* start *

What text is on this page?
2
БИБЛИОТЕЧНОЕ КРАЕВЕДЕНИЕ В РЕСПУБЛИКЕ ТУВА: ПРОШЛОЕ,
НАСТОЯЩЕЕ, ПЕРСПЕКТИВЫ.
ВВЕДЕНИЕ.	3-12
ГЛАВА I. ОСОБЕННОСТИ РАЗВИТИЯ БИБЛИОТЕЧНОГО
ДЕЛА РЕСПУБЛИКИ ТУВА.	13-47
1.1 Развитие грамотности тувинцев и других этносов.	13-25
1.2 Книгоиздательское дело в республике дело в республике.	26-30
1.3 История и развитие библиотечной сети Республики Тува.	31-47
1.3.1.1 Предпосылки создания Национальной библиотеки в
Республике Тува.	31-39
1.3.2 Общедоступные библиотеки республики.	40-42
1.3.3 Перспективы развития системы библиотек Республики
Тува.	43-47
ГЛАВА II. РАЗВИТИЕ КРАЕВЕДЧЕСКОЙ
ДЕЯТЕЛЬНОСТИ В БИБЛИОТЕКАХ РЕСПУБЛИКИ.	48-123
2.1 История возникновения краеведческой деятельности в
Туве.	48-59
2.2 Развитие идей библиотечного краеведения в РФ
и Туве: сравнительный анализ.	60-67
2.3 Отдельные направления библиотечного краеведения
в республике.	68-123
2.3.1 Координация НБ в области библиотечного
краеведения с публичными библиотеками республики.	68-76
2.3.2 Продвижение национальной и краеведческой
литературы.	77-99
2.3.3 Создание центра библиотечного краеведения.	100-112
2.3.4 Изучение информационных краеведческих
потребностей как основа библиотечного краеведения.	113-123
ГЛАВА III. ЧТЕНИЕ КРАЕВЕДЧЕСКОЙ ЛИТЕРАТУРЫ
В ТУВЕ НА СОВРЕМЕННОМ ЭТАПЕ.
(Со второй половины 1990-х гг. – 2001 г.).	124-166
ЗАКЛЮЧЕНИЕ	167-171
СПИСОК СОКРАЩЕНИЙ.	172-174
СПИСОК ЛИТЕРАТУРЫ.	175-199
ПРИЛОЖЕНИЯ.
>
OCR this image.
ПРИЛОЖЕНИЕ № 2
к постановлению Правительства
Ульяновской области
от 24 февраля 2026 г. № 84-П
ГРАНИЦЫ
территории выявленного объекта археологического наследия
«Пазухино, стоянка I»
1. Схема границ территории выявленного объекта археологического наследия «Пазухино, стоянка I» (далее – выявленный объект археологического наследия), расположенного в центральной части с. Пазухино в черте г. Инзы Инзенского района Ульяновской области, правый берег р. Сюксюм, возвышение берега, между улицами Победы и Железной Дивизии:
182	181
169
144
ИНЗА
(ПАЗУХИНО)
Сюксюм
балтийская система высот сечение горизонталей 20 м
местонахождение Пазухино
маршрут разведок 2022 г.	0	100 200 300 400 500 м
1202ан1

* end *

Report how many lines of the data contain the word "библиотеки", using the number alone.

2